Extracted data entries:
========================================================================

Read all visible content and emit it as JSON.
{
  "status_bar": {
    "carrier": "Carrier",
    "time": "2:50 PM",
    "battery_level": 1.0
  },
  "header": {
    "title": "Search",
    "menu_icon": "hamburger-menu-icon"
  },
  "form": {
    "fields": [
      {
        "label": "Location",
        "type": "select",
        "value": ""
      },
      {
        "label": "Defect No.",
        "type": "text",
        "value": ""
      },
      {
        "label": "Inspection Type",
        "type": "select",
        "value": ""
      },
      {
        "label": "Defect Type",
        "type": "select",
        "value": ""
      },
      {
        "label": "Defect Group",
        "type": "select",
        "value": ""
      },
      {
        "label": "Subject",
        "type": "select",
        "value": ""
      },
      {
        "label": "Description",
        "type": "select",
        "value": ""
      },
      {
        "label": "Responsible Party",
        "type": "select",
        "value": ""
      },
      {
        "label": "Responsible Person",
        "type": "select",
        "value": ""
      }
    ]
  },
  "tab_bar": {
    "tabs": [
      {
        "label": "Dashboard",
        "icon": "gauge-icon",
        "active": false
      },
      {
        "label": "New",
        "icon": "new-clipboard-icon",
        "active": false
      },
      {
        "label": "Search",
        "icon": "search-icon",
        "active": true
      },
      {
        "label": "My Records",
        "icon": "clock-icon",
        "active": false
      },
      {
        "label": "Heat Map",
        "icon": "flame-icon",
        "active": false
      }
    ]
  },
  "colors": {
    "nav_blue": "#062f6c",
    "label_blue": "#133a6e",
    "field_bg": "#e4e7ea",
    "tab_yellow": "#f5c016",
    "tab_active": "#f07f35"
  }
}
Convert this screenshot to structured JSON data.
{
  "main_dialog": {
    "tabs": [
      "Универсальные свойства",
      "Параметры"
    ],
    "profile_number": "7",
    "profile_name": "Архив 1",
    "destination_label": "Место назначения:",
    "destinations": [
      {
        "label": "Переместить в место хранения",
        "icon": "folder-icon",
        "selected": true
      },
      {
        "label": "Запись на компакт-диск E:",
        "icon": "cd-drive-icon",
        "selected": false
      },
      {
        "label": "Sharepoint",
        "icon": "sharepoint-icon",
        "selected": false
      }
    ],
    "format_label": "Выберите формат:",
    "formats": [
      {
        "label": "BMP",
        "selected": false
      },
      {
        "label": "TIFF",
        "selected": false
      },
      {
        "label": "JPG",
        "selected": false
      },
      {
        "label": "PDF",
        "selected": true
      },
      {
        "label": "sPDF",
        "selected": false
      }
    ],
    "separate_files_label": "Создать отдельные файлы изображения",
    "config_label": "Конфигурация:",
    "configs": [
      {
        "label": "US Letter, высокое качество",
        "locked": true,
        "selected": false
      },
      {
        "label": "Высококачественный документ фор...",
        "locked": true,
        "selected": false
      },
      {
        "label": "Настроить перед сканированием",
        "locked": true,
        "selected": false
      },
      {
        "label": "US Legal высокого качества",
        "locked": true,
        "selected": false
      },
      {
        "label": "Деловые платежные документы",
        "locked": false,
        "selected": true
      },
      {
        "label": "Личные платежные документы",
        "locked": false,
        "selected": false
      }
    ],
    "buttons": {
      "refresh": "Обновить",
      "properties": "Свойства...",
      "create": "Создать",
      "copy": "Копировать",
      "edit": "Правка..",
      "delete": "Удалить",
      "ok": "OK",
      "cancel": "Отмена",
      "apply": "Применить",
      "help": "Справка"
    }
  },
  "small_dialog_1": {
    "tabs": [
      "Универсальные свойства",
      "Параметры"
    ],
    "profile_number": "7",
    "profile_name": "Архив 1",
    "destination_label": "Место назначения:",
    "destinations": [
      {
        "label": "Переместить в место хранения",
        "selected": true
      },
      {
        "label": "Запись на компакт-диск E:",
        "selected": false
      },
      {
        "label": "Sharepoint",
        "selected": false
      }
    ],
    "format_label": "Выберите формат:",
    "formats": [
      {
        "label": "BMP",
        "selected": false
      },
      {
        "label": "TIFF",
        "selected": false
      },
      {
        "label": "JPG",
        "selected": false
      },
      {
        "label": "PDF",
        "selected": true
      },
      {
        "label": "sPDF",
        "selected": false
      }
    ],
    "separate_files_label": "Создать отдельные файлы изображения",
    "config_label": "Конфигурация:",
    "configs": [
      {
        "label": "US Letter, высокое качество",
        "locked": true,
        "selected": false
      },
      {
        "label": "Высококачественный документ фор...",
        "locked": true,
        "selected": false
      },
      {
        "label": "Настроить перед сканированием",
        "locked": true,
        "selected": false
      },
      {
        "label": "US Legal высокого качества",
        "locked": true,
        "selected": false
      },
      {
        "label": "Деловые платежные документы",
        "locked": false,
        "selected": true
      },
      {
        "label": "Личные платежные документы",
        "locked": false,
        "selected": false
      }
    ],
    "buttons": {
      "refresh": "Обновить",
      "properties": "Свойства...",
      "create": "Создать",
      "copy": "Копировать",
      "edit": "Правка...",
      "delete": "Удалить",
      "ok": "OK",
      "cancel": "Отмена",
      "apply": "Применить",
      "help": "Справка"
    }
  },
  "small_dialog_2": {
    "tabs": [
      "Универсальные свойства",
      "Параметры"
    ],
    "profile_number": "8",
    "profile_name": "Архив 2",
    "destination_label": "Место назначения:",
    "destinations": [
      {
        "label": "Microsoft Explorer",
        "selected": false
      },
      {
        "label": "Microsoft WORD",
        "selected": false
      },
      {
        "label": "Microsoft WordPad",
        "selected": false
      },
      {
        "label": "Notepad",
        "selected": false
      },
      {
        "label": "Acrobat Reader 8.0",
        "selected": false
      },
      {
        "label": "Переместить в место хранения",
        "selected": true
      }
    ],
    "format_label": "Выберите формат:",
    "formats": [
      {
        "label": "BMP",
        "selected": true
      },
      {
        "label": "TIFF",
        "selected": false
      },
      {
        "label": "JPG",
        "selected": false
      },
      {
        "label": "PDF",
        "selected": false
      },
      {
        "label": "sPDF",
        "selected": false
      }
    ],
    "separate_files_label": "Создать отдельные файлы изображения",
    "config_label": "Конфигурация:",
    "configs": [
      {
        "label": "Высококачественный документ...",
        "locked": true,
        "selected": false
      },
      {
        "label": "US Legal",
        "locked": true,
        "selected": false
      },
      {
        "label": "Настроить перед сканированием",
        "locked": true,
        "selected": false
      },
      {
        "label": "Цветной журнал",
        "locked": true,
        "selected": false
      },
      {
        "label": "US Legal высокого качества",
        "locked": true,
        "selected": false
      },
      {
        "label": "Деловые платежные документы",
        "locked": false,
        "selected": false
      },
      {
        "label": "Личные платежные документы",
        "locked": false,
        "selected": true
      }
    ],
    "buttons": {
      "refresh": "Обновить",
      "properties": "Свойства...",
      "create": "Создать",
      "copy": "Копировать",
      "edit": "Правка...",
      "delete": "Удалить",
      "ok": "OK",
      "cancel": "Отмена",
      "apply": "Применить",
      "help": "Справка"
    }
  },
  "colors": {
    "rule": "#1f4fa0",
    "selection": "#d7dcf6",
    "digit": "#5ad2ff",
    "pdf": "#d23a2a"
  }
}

========================================================================

- [What this task involves]
Find how many lines in the listing hold "Microsoft", and reply with that number only.

- [Solution]
3